DIRECTION | Pictures should be excluded; otherwise, copy every entry exactly.

DATA LINES |
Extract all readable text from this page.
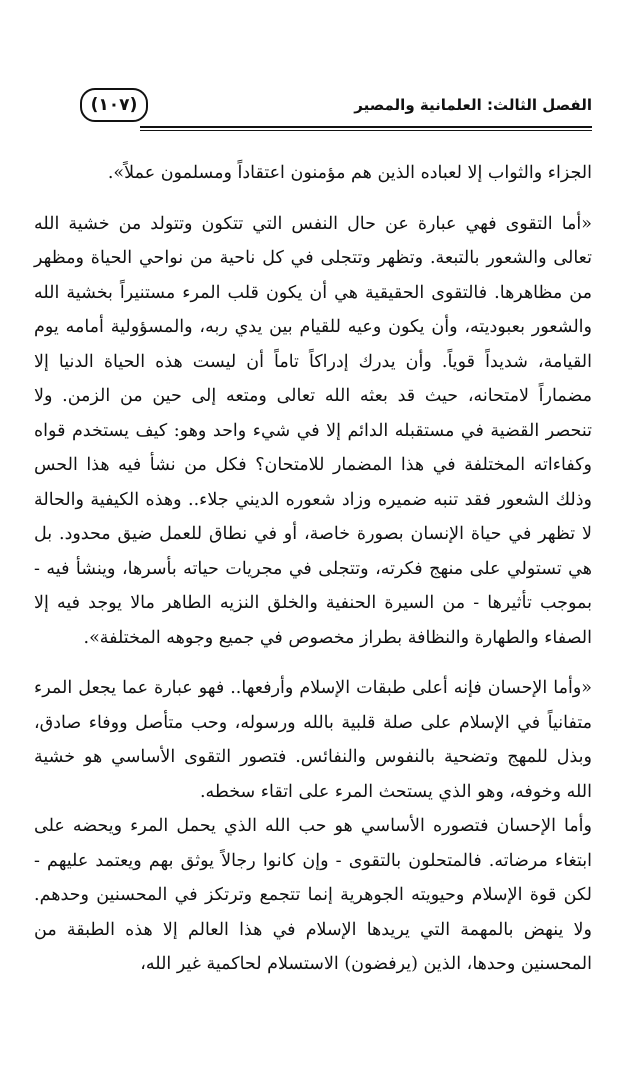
الفصل الثالث: العلمانية والمصير
(١٠٧)

الجزاء والثواب إلا لعباده الذين هم مؤمنون اعتقاداً ومسلمون عملاً».

«أما التقوى فهي عبارة عن حال النفس التي تتكون وتتولد من خشية الله تعالى والشعور بالتبعة. وتظهر وتتجلى في كل ناحية من نواحي الحياة ومظهر من مظاهرها. فالتقوى الحقيقية هي أن يكون قلب المرء مستنيراً بخشية الله والشعور بعبوديته، وأن يكون وعيه للقيام بين يدي ربه، والمسؤولية أمامه يوم القيامة، شديداً قوياً. وأن يدرك إدراكاً تاماً أن ليست هذه الحياة الدنيا إلا مضماراً لامتحانه، حيث قد بعثه الله تعالى ومتعه إلى حين من الزمن. ولا تنحصر القضية في مستقبله الدائم إلا في شيء واحد وهو: كيف يستخدم قواه وكفاءاته المختلفة في هذا المضمار للامتحان؟ فكل من نشأ فيه هذا الحس وذلك الشعور فقد تنبه ضميره وزاد شعوره الديني جلاء.. وهذه الكيفية والحالة لا تظهر في حياة الإنسان بصورة خاصة، أو في نطاق للعمل ضيق محدود. بل هي تستولي على منهج فكرته، وتتجلى في مجريات حياته بأسرها، وينشأ فيه - بموجب تأثيرها - من السيرة الحنفية والخلق النزيه الطاهر مالا يوجد فيه إلا الصفاء والطهارة والنظافة بطراز مخصوص في جميع وجوهه المختلفة».

«وأما الإحسان فإنه أعلى طبقات الإسلام وأرفعها.. فهو عبارة عما يجعل المرء متفانياً في الإسلام على صلة قلبية بالله ورسوله، وحب متأصل ووفاء صادق، وبذل للمهج وتضحية بالنفوس والنفائس. فتصور التقوى الأساسي هو خشية الله وخوفه، وهو الذي يستحث المرء على اتقاء سخطه.

وأما الإحسان فتصوره الأساسي هو حب الله الذي يحمل المرء ويحضه على ابتغاء مرضاته. فالمتحلون بالتقوى - وإن كانوا رجالاً يوثق بهم ويعتمد عليهم - لكن قوة الإسلام وحيويته الجوهرية إنما تتجمع وترتكز في المحسنين وحدهم. ولا ينهض بالمهمة التي يريدها الإسلام في هذا العالم إلا هذه الطبقة من المحسنين وحدها، الذين (يرفضون) الاستسلام لحاكمية غير الله،
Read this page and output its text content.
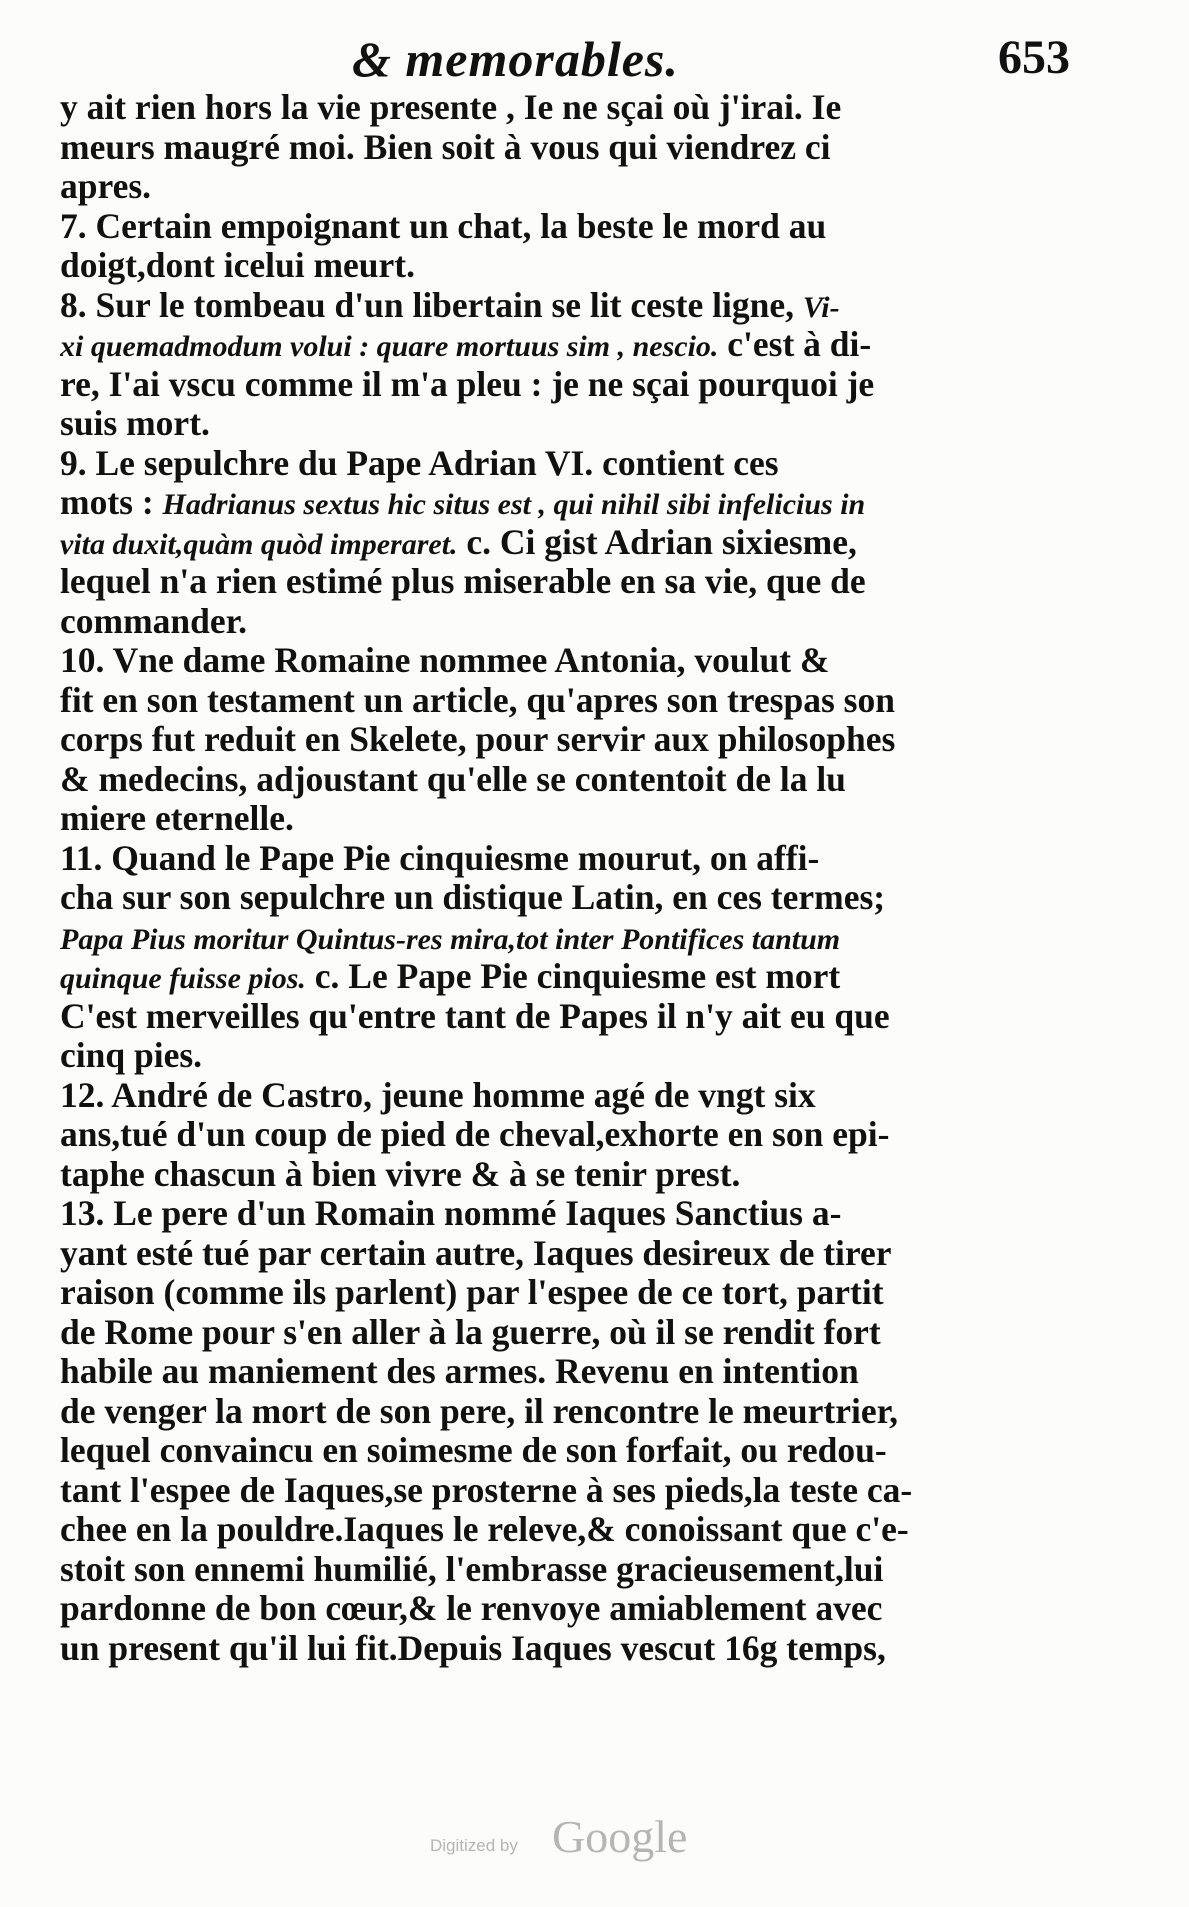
& memorables.	653
y ait rien hors la vie presente , Ie ne sçai où j'irai. Ie
meurs maugré moi. Bien soit à vous qui viendrez ci
apres.
7. Certain empoignant un chat, la beste le mord au
doigt,dont icelui meurt.
8. Sur le tombeau d'un libertain se lit ceste ligne, Vi-
xi quemadmodum volui : quare mortuus sim , nescio. c'est à di-
re, I'ai vscu comme il m'a pleu : je ne sçai pourquoi je
suis mort.
9. Le sepulchre du Pape Adrian VI. contient ces
mots : Hadrianus sextus hic situs est , qui nihil sibi infelicius in
vita duxit,quàm quòd imperaret. c. Ci gist Adrian sixiesme,
lequel n'a rien estimé plus miserable en sa vie, que de
commander.
10. Vne dame Romaine nommee Antonia, voulut &
fit en son testament un article, qu'apres son trespas son
corps fut reduit en Skelete, pour servir aux philosophes
& medecins, adjoustant qu'elle se contentoit de la lu
miere eternelle.
11. Quand le Pape Pie cinquiesme mourut, on affi-
cha sur son sepulchre un distique Latin, en ces termes;
Papa Pius moritur Quintus-res mira,tot inter Pontifices tantum
quinque fuisse pios. c. Le Pape Pie cinquiesme est mort
C'est merveilles qu'entre tant de Papes il n'y ait eu que
cinq pies.
12. André de Castro, jeune homme agé de vngt six
ans,tué d'un coup de pied de cheval,exhorte en son epi-
taphe chascun à bien vivre & à se tenir prest.
13. Le pere d'un Romain nommé Iaques Sanctius a-
yant esté tué par certain autre, Iaques desireux de tirer
raison (comme ils parlent) par l'espee de ce tort, partit
de Rome pour s'en aller à la guerre, où il se rendit fort
habile au maniement des armes. Revenu en intention
de venger la mort de son pere, il rencontre le meurtrier,
lequel convaincu en soimesme de son forfait, ou redou-
tant l'espee de Iaques,se prosterne à ses pieds,la teste ca-
chee en la pouldre.Iaques le releve,& conoissant que c'e-
stoit son ennemi humilié, l'embrasse gracieusement,lui
pardonne de bon cœur,& le renvoye amiablement avec
un present qu'il lui fit.Depuis Iaques vescut 16g temps,
Digitized by Google
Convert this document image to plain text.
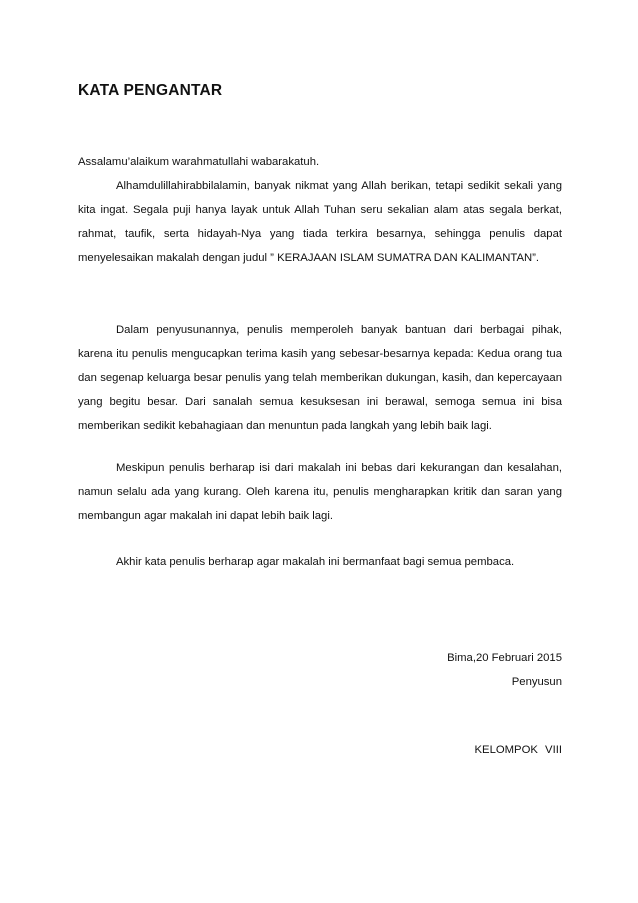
KATA PENGANTAR
Assalamu’alaikum warahmatullahi wabarakatuh.

Alhamdulillahirabbilalamin, banyak nikmat yang Allah berikan, tetapi sedikit sekali yang kita ingat. Segala puji hanya layak untuk Allah Tuhan seru sekalian alam atas segala berkat, rahmat, taufik, serta hidayah-Nya yang tiada terkira besarnya, sehingga penulis dapat menyelesaikan makalah dengan judul ” KERAJAAN ISLAM SUMATRA DAN KALIMANTAN”.

Dalam penyusunannya, penulis memperoleh banyak bantuan dari berbagai pihak, karena itu penulis mengucapkan terima kasih yang sebesar-besarnya kepada: Kedua orang tua dan segenap keluarga besar penulis yang telah memberikan dukungan, kasih, dan kepercayaan yang begitu besar. Dari sanalah semua kesuksesan ini berawal, semoga semua ini bisa memberikan sedikit kebahagiaan dan menuntun pada langkah yang lebih baik lagi.

Meskipun penulis berharap isi dari makalah ini bebas dari kekurangan dan kesalahan, namun selalu ada yang kurang. Oleh karena itu, penulis mengharapkan kritik dan saran yang membangun agar makalah ini dapat lebih baik lagi.

Akhir kata penulis berharap agar makalah ini bermanfaat bagi semua pembaca.

Bima,20 Februari 2015
Penyusun
KELOMPOK VIII
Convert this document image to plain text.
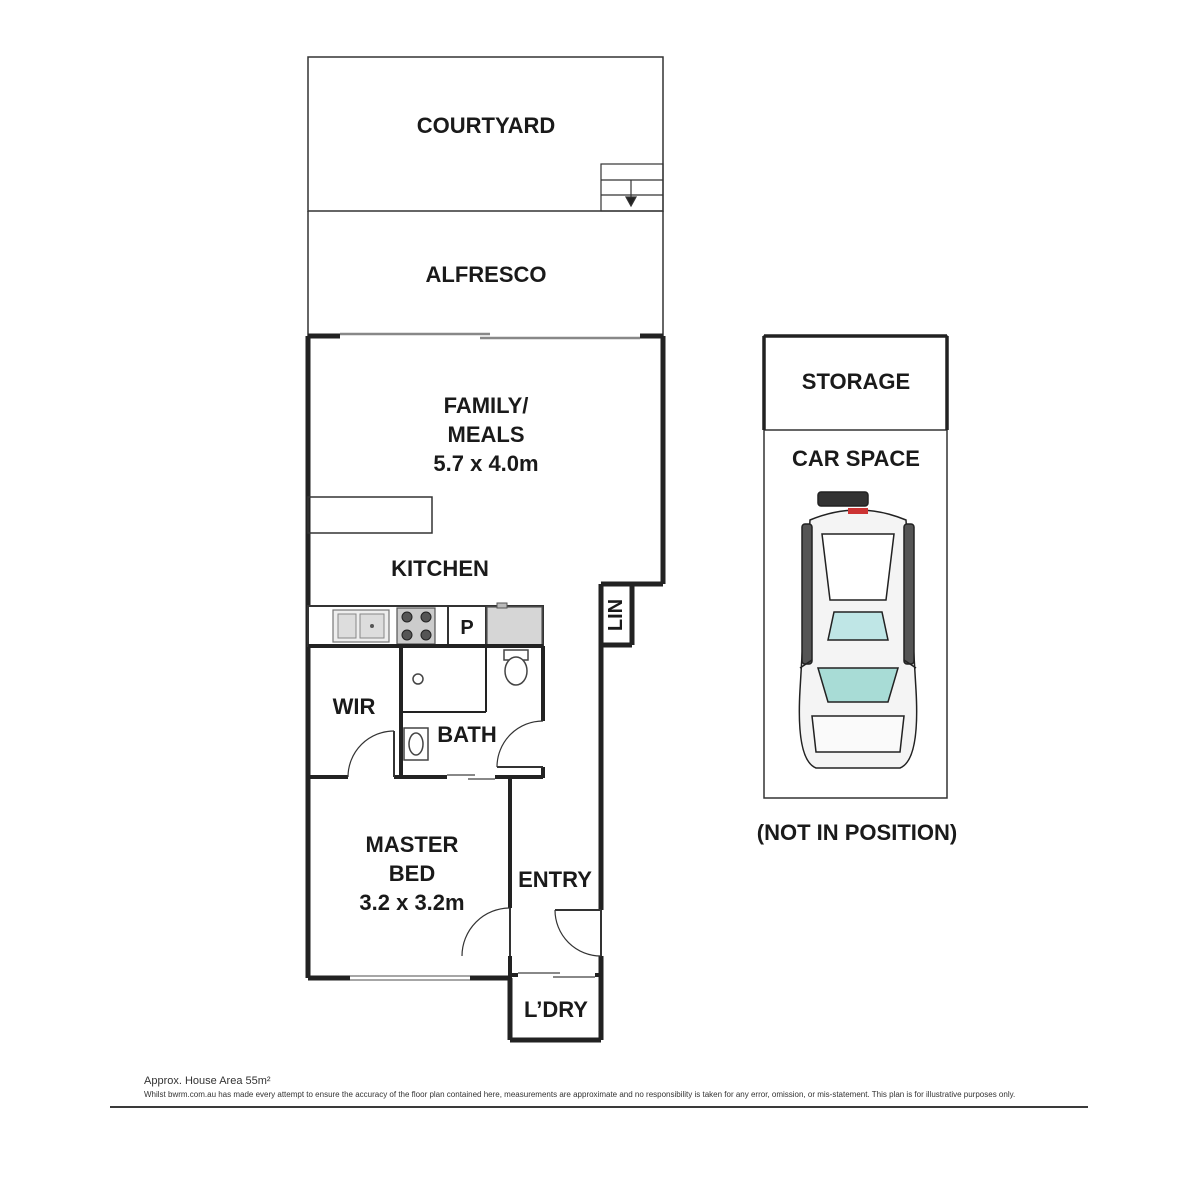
COURTYARD
ALFRESCO
FAMILY/
MEALS
5.7 x 4.0m
KITCHEN
P	LIN
WIR
BATH
MASTER
BED
3.2 x 3.2m
ENTRY
L’DRY
STORAGE
CAR SPACE
(NOT IN POSITION)
Approx. House Area 55m²
Whilst bwrm.com.au has made every attempt to ensure the accuracy of the floor plan contained here, measurements are approximate and no responsibility is taken for any error, omission, or mis-statement. This plan is for illustrative purposes only.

RESULT OF THIS TASK |
Extract all readable text from this page.
الفصل الثالث: العلمانية والمصير
(١٠٧)

الجزاء والثواب إلا لعباده الذين هم مؤمنون اعتقاداً ومسلمون عملاً».

«أما التقوى فهي عبارة عن حال النفس التي تتكون وتتولد من خشية الله تعالى والشعور بالتبعة. وتظهر وتتجلى في كل ناحية من نواحي الحياة ومظهر من مظاهرها. فالتقوى الحقيقية هي أن يكون قلب المرء مستنيراً بخشية الله والشعور بعبوديته، وأن يكون وعيه للقيام بين يدي ربه، والمسؤولية أمامه يوم القيامة، شديداً قوياً. وأن يدرك إدراكاً تاماً أن ليست هذه الحياة الدنيا إلا مضماراً لامتحانه، حيث قد بعثه الله تعالى ومتعه إلى حين من الزمن. ولا تنحصر القضية في مستقبله الدائم إلا في شيء واحد وهو: كيف يستخدم قواه وكفاءاته المختلفة في هذا المضمار للامتحان؟ فكل من نشأ فيه هذا الحس وذلك الشعور فقد تنبه ضميره وزاد شعوره الديني جلاء.. وهذه الكيفية والحالة لا تظهر في حياة الإنسان بصورة خاصة، أو في نطاق للعمل ضيق محدود. بل هي تستولي على منهج فكرته، وتتجلى في مجريات حياته بأسرها، وينشأ فيه - بموجب تأثيرها - من السيرة الحنفية والخلق النزيه الطاهر مالا يوجد فيه إلا الصفاء والطهارة والنظافة بطراز مخصوص في جميع وجوهه المختلفة».

«وأما الإحسان فإنه أعلى طبقات الإسلام وأرفعها.. فهو عبارة عما يجعل المرء متفانياً في الإسلام على صلة قلبية بالله ورسوله، وحب متأصل ووفاء صادق، وبذل للمهج وتضحية بالنفوس والنفائس. فتصور التقوى الأساسي هو خشية الله وخوفه، وهو الذي يستحث المرء على اتقاء سخطه.

وأما الإحسان فتصوره الأساسي هو حب الله الذي يحمل المرء ويحضه على ابتغاء مرضاته. فالمتحلون بالتقوى - وإن كانوا رجالاً يوثق بهم ويعتمد عليهم - لكن قوة الإسلام وحيويته الجوهرية إنما تتجمع وترتكز في المحسنين وحدهم. ولا ينهض بالمهمة التي يريدها الإسلام في هذا العالم إلا هذه الطبقة من المحسنين وحدها، الذين (يرفضون) الاستسلام لحاكمية غير الله،
Read this page and output its text content.
& memorables.	653
y ait rien hors la vie presente , Ie ne sçai où j'irai. Ie
meurs maugré moi. Bien soit à vous qui viendrez ci
apres.
7. Certain empoignant un chat, la beste le mord au
doigt,dont icelui meurt.
8. Sur le tombeau d'un libertain se lit ceste ligne, Vi-
xi quemadmodum volui : quare mortuus sim , nescio. c'est à di-
re, I'ai vscu comme il m'a pleu : je ne sçai pourquoi je
suis mort.
9. Le sepulchre du Pape Adrian VI. contient ces
mots : Hadrianus sextus hic situs est , qui nihil sibi infelicius in
vita duxit,quàm quòd imperaret. c. Ci gist Adrian sixiesme,
lequel n'a rien estimé plus miserable en sa vie, que de
commander.
10. Vne dame Romaine nommee Antonia, voulut &
fit en son testament un article, qu'apres son trespas son
corps fut reduit en Skelete, pour servir aux philosophes
& medecins, adjoustant qu'elle se contentoit de la lu
miere eternelle.
11. Quand le Pape Pie cinquiesme mourut, on affi-
cha sur son sepulchre un distique Latin, en ces termes;
Papa Pius moritur Quintus-res mira,tot inter Pontifices tantum
quinque fuisse pios. c. Le Pape Pie cinquiesme est mort
C'est merveilles qu'entre tant de Papes il n'y ait eu que
cinq pies.
12. André de Castro, jeune homme agé de vngt six
ans,tué d'un coup de pied de cheval,exhorte en son epi-
taphe chascun à bien vivre & à se tenir prest.
13. Le pere d'un Romain nommé Iaques Sanctius a-
yant esté tué par certain autre, Iaques desireux de tirer
raison (comme ils parlent) par l'espee de ce tort, partit
de Rome pour s'en aller à la guerre, où il se rendit fort
habile au maniement des armes. Revenu en intention
de venger la mort de son pere, il rencontre le meurtrier,
lequel convaincu en soimesme de son forfait, ou redou-
tant l'espee de Iaques,se prosterne à ses pieds,la teste ca-
chee en la pouldre.Iaques le releve,& conoissant que c'e-
stoit son ennemi humilié, l'embrasse gracieusement,lui
pardonne de bon cœur,& le renvoye amiablement avec
un present qu'il lui fit.Depuis Iaques vescut 16g temps,
Digitized by Google
Convert this document image to plain text.
KATA PENGANTAR
Assalamu’alaikum warahmatullahi wabarakatuh.

Alhamdulillahirabbilalamin, banyak nikmat yang Allah berikan, tetapi sedikit sekali yang kita ingat. Segala puji hanya layak untuk Allah Tuhan seru sekalian alam atas segala berkat, rahmat, taufik, serta hidayah-Nya yang tiada terkira besarnya, sehingga penulis dapat menyelesaikan makalah dengan judul ” KERAJAAN ISLAM SUMATRA DAN KALIMANTAN”.

Dalam penyusunannya, penulis memperoleh banyak bantuan dari berbagai pihak, karena itu penulis mengucapkan terima kasih yang sebesar-besarnya kepada: Kedua orang tua dan segenap keluarga besar penulis yang telah memberikan dukungan, kasih, dan kepercayaan yang begitu besar. Dari sanalah semua kesuksesan ini berawal, semoga semua ini bisa memberikan sedikit kebahagiaan dan menuntun pada langkah yang lebih baik lagi.

Meskipun penulis berharap isi dari makalah ini bebas dari kekurangan dan kesalahan, namun selalu ada yang kurang. Oleh karena itu, penulis mengharapkan kritik dan saran yang membangun agar makalah ini dapat lebih baik lagi.

Akhir kata penulis berharap agar makalah ini bermanfaat bagi semua pembaca.

Bima,20 Februari 2015
Penyusun
KELOMPOK VIII
Convert this document image to plain text.
COURTYARD
ALFRESCO
FAMILY/
MEALS
5.7 x 4.0m
KITCHEN
P	LIN
WIR
BATH
MASTER
BED
3.2 x 3.2m
ENTRY
L’DRY
STORAGE
CAR SPACE
(NOT IN POSITION)
Approx. House Area 55m²
Whilst bwrm.com.au has made every attempt to ensure the accuracy of the floor plan contained here, measurements are approximate and no responsibility is taken for any error, omission, or mis-statement. This plan is for illustrative purposes only.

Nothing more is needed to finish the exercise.